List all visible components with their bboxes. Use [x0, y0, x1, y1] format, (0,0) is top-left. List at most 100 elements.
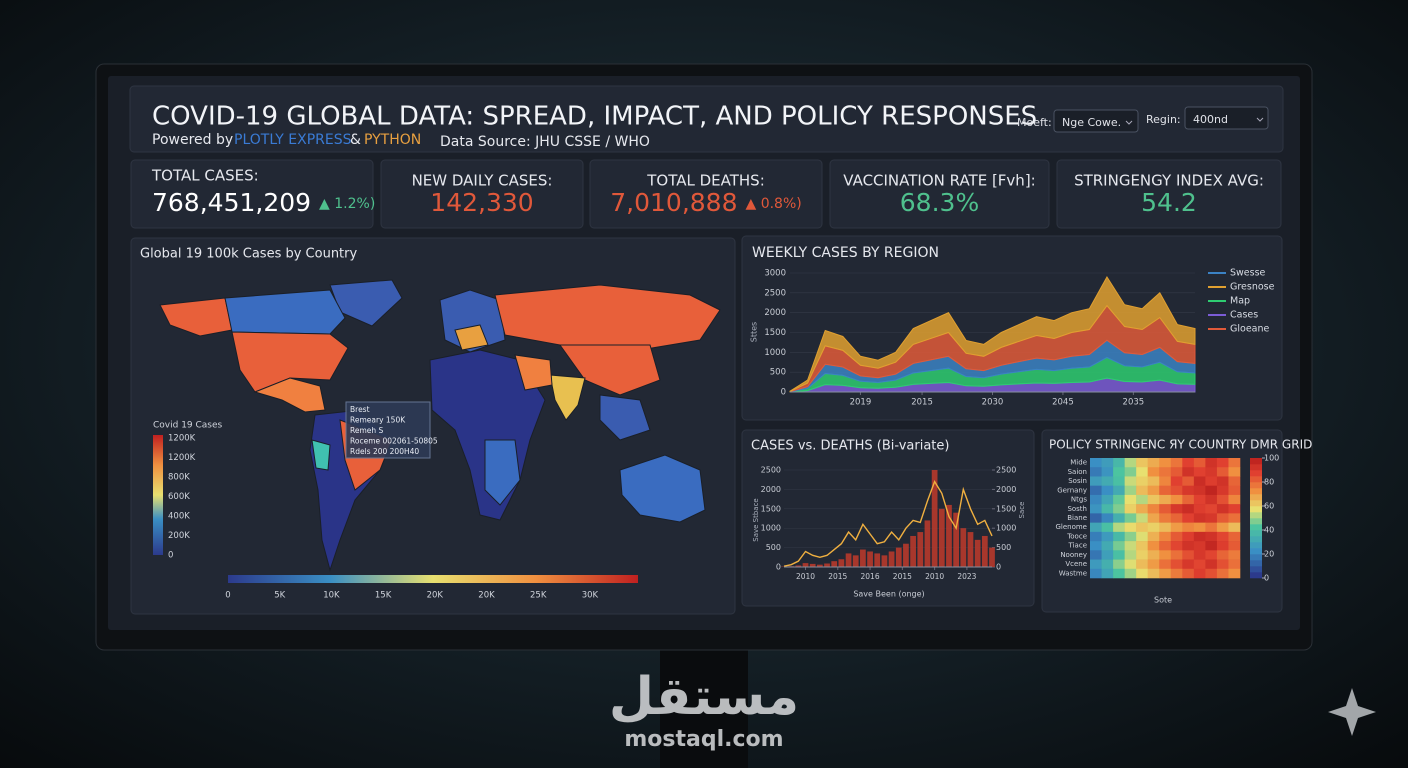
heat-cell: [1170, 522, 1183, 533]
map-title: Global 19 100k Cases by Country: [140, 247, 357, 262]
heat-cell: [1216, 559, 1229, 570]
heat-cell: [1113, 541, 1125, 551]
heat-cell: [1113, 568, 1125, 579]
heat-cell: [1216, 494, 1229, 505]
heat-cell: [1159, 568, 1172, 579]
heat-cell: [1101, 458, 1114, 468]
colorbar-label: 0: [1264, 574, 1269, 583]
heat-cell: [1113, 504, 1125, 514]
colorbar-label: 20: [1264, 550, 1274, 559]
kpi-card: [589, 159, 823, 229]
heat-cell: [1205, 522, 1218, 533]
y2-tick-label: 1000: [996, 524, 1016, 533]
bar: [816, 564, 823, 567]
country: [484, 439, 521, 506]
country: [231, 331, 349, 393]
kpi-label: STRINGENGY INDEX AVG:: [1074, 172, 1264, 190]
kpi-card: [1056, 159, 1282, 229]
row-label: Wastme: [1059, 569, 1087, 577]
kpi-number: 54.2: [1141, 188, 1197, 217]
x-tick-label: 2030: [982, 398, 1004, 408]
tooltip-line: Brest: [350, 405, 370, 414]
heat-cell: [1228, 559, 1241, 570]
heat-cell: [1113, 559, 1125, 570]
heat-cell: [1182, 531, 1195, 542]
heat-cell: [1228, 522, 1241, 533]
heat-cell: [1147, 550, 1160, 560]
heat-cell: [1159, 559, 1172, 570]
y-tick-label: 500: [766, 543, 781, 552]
----
• [What you should do]
Copy every line of the records above verbatim, leaving out the picture.

• [Result]
List all visible components with their bboxes. Use [x0, y0, x1, y1] format, (0,0) is top-left. List at most 100 elements.
heat-cell: [1170, 522, 1183, 533]
map-title: Global 19 100k Cases by Country: [140, 247, 357, 262]
heat-cell: [1216, 559, 1229, 570]
heat-cell: [1113, 541, 1125, 551]
heat-cell: [1113, 568, 1125, 579]
heat-cell: [1216, 494, 1229, 505]
heat-cell: [1159, 568, 1172, 579]
heat-cell: [1101, 458, 1114, 468]
colorbar-label: 0: [1264, 574, 1269, 583]
heat-cell: [1113, 504, 1125, 514]
colorbar-label: 20: [1264, 550, 1274, 559]
kpi-card: [589, 159, 823, 229]
heat-cell: [1205, 522, 1218, 533]
y2-tick-label: 1000: [996, 524, 1016, 533]
bar: [816, 564, 823, 567]
country: [484, 439, 521, 506]
country: [231, 331, 349, 393]
kpi-label: STRINGENGY INDEX AVG:: [1074, 172, 1264, 190]
kpi-card: [1056, 159, 1282, 229]
row-label: Wastme: [1059, 569, 1087, 577]
kpi-number: 54.2: [1141, 188, 1197, 217]
x-tick-label: 2030: [982, 398, 1004, 408]
tooltip-line: Brest: [350, 405, 370, 414]
heat-cell: [1228, 559, 1241, 570]
heat-cell: [1113, 559, 1125, 570]
heat-cell: [1182, 531, 1195, 542]
heat-cell: [1228, 522, 1241, 533]
heat-cell: [1147, 550, 1160, 560]
heat-cell: [1159, 559, 1172, 570]
y-tick-label: 500: [766, 543, 781, 552]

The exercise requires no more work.